(Stored entries)
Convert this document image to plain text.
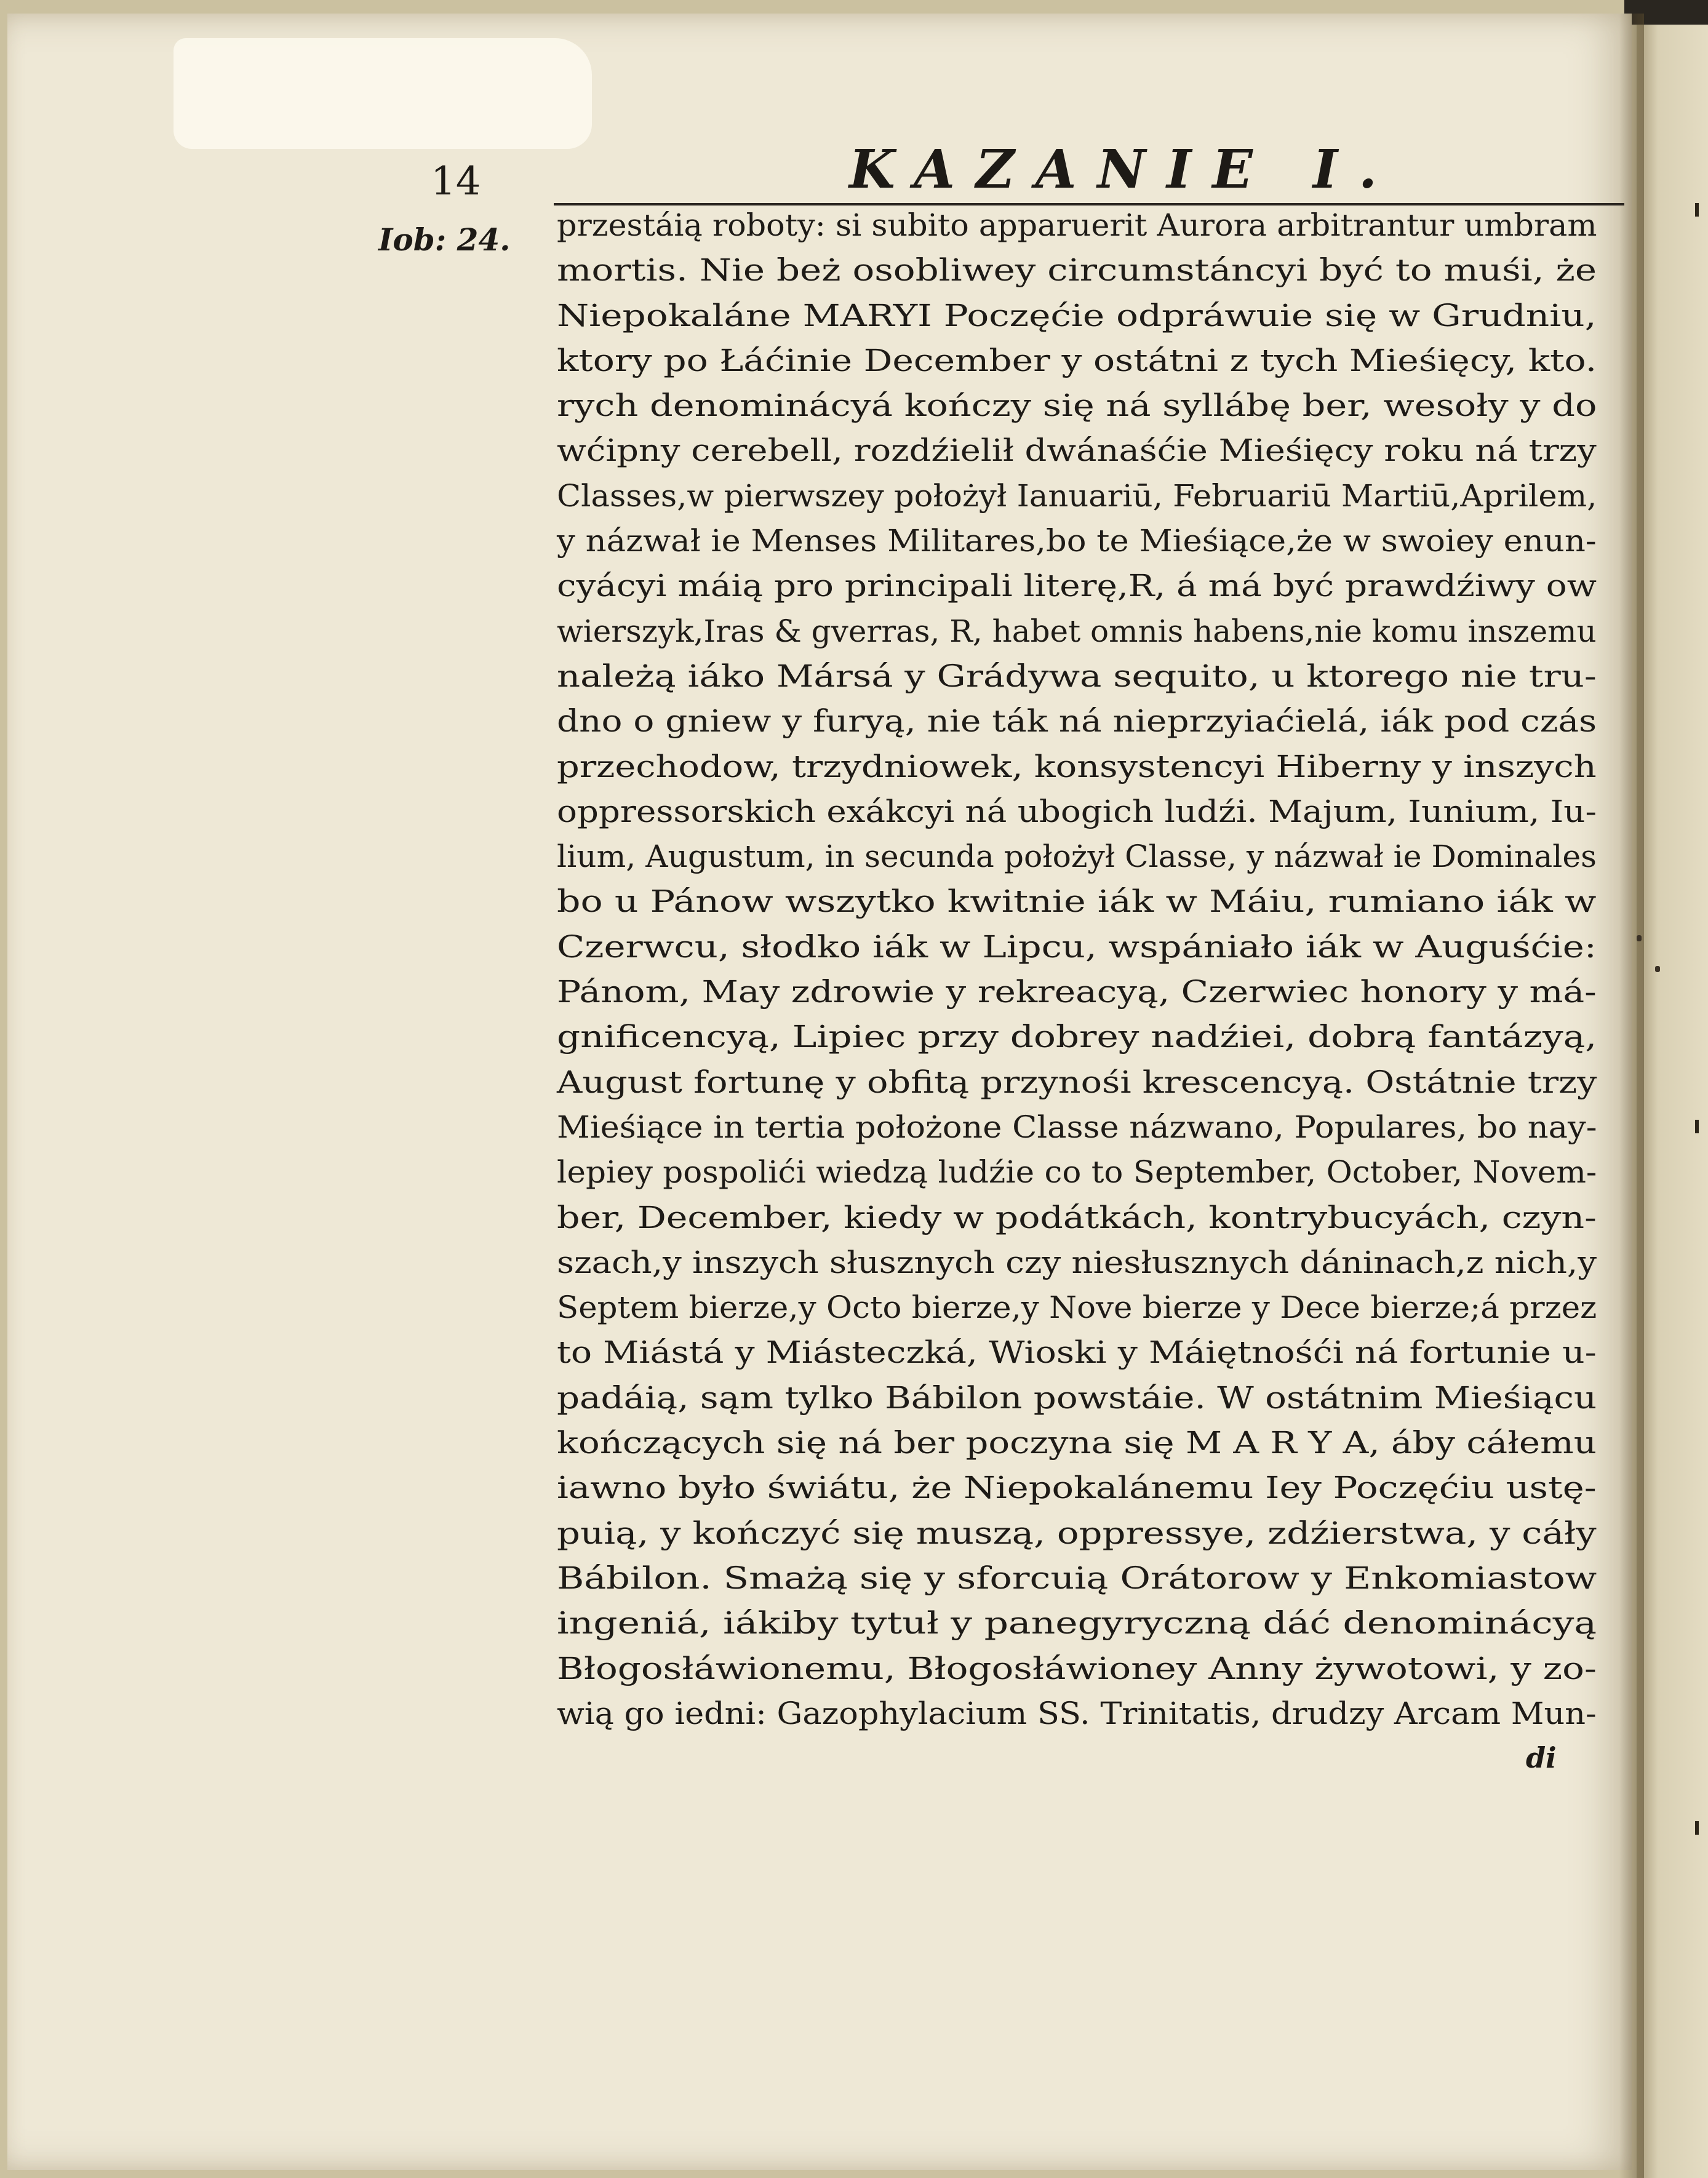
14	KAZANIE I.
Iob: 24. przestáią roboty: si subito apparuerit Aurora arbitrantur umbram
mortis. Nie beż osobliwey circumstáncyi być to muśi, że
Niepokaláne MARYI Poczęćie odpráwuie się w Grudniu,
ktory po Łáćinie December y ostátni z tych Mieśięcy, kto.
rych denominácyá kończy się ná syllábę ber, wesoły y do
wćipny cerebell, rozdźielił dwánaśćie Mieśięcy roku ná trzy
Classes,w pierwszey położył Ianuariū, Februariū Martiū,Aprilem,
y názwał ie Menses Militares,bo te Mieśiące,że w swoiey enun-
cyácyi máią pro principali literę,R, á má być prawdźiwy ow
wierszyk,Iras & gverras, R, habet omnis habens,nie komu inszemu
należą iáko Mársá y Grádywa sequito, u ktorego nie tru-
dno o gniew y furyą, nie ták ná nieprzyiaćielá, iák pod czás
przechodow, trzydniowek, konsystencyi Hiberny y inszych
oppressorskich exákcyi ná ubogich ludźi. Majum, Iunium, Iu-
lium, Augustum, in secunda położył Classe, y názwał ie Dominales
bo u Pánow wszytko kwitnie iák w Máiu, rumiano iák w
Czerwcu, słodko iák w Lipcu, wspániało iák w Auguśćie:
Pánom, May zdrowie y rekreacyą, Czerwiec honory y má-
gnificencyą, Lipiec przy dobrey nadźiei, dobrą fantázyą,
August fortunę y obfitą przynośi krescencyą. Ostátnie trzy
Mieśiące in tertia położone Classe názwano, Populares, bo nay-
lepiey pospolići wiedzą ludźie co to September, October, Novem-
ber, December, kiedy w podátkách, kontrybucyách, czyn-
szach,y inszych słusznych czy niesłusznych dáninach,z nich,y
Septem bierze,y Octo bierze,y Nove bierze y Dece bierze;á przez
to Miástá y Miásteczká, Wioski y Máiętnośći ná fortunie u-
padáią, sąm tylko Bábilon powstáie. W ostátnim Mieśiącu
kończących się ná ber poczyna się M A R Y A, áby cáłemu
iawno było świátu, że Niepokalánemu Iey Poczęćiu ustę-
puią, y kończyć się muszą, oppressye, zdźierstwa, y cáły
Bábilon. Smażą się y sforcuią Orátorow y Enkomiastow
ingeniá, iákiby tytuł y panegyryczną dáć denominácyą
Błogosłáwionemu, Błogosłáwioney Anny żywotowi, y zo-
wią go iedni: Gazophylacium SS. Trinitatis, drudzy Arcam Mun-
di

* Aim *
Gather from the entries above all lines that include the string "inszych".

* Response to this task *
przechodow, trzydniowek, konsystencyi Hiberny y inszych
szach,y inszych słusznych czy niesłusznych dáninach,z nich,y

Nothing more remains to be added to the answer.